Task objective.
Please give the entries again in full and exactly, without any picture.

****************

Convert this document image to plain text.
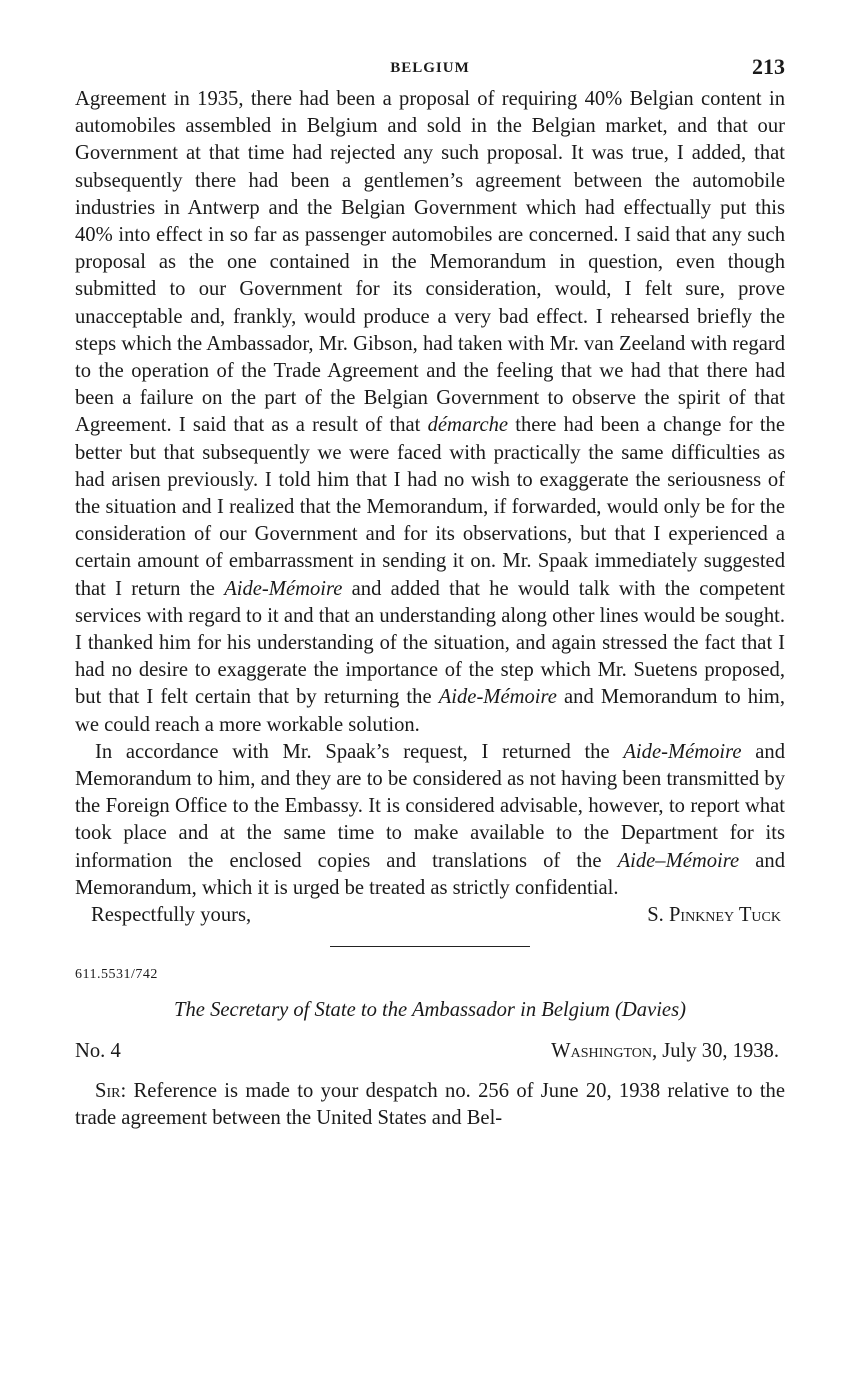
BELGIUM	213

Agreement in 1935, there had been a proposal of requiring 40% Belgian content in automobiles assembled in Belgium and sold in the Belgian market, and that our Government at that time had rejected any such proposal. It was true, I added, that subsequently there had been a gentlemen’s agreement between the automobile industries in Antwerp and the Belgian Government which had effectually put this 40% into effect in so far as passenger automobiles are concerned. I said that any such proposal as the one contained in the Memorandum in question, even though submitted to our Government for its consideration, would, I felt sure, prove unacceptable and, frankly, would produce a very bad effect. I rehearsed briefly the steps which the Ambassador, Mr. Gibson, had taken with Mr. van Zeeland with regard to the operation of the Trade Agreement and the feeling that we had that there had been a failure on the part of the Belgian Government to observe the spirit of that Agreement. I said that as a result of that démarche there had been a change for the better but that subsequently we were faced with practically the same difficulties as had arisen previously. I told him that I had no wish to exaggerate the seriousness of the situation and I realized that the Memorandum, if forwarded, would only be for the consideration of our Government and for its observations, but that I experienced a certain amount of embarrassment in sending it on. Mr. Spaak immediately suggested that I return the Aide-Mémoire and added that he would talk with the competent services with regard to it and that an understanding along other lines would be sought. I thanked him for his understanding of the situation, and again stressed the fact that I had no desire to exaggerate the importance of the step which Mr. Suetens proposed, but that I felt certain that by returning the Aide-Mémoire and Memorandum to him, we could reach a more workable solution.

In accordance with Mr. Spaak’s request, I returned the Aide-Mémoire and Memorandum to him, and they are to be considered as not having been transmitted by the Foreign Office to the Embassy. It is considered advisable, however, to report what took place and at the same time to make available to the Department for its information the enclosed copies and translations of the Aide–Mémoire and Memorandum, which it is urged be treated as strictly confidential.

Respectfully yours,	S. Pinkney Tuck
611.5531/742
The Secretary of State to the Ambassador in Belgium (Davies)
No. 4	Washington, July 30, 1938.

Sir: Reference is made to your despatch no. 256 of June 20, 1938 relative to the trade agreement between the United States and Bel-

****************

Correct result.
Convert this document image to plain text.
BELGIUM	213

Agreement in 1935, there had been a proposal of requiring 40% Belgian content in automobiles assembled in Belgium and sold in the Belgian market, and that our Government at that time had rejected any such proposal. It was true, I added, that subsequently there had been a gentlemen’s agreement between the automobile industries in Antwerp and the Belgian Government which had effectually put this 40% into effect in so far as passenger automobiles are concerned. I said that any such proposal as the one contained in the Memorandum in question, even though submitted to our Government for its consideration, would, I felt sure, prove unacceptable and, frankly, would produce a very bad effect. I rehearsed briefly the steps which the Ambassador, Mr. Gibson, had taken with Mr. van Zeeland with regard to the operation of the Trade Agreement and the feeling that we had that there had been a failure on the part of the Belgian Government to observe the spirit of that Agreement. I said that as a result of that démarche there had been a change for the better but that subsequently we were faced with practically the same difficulties as had arisen previously. I told him that I had no wish to exaggerate the seriousness of the situation and I realized that the Memorandum, if forwarded, would only be for the consideration of our Government and for its observations, but that I experienced a certain amount of embarrassment in sending it on. Mr. Spaak immediately suggested that I return the Aide-Mémoire and added that he would talk with the competent services with regard to it and that an understanding along other lines would be sought. I thanked him for his understanding of the situation, and again stressed the fact that I had no desire to exaggerate the importance of the step which Mr. Suetens proposed, but that I felt certain that by returning the Aide-Mémoire and Memorandum to him, we could reach a more workable solution.

In accordance with Mr. Spaak’s request, I returned the Aide-Mémoire and Memorandum to him, and they are to be considered as not having been transmitted by the Foreign Office to the Embassy. It is considered advisable, however, to report what took place and at the same time to make available to the Department for its information the enclosed copies and translations of the Aide–Mémoire and Memorandum, which it is urged be treated as strictly confidential.

Respectfully yours,	S. Pinkney Tuck
611.5531/742
The Secretary of State to the Ambassador in Belgium (Davies)
No. 4	Washington, July 30, 1938.

Sir: Reference is made to your despatch no. 256 of June 20, 1938 relative to the trade agreement between the United States and Bel-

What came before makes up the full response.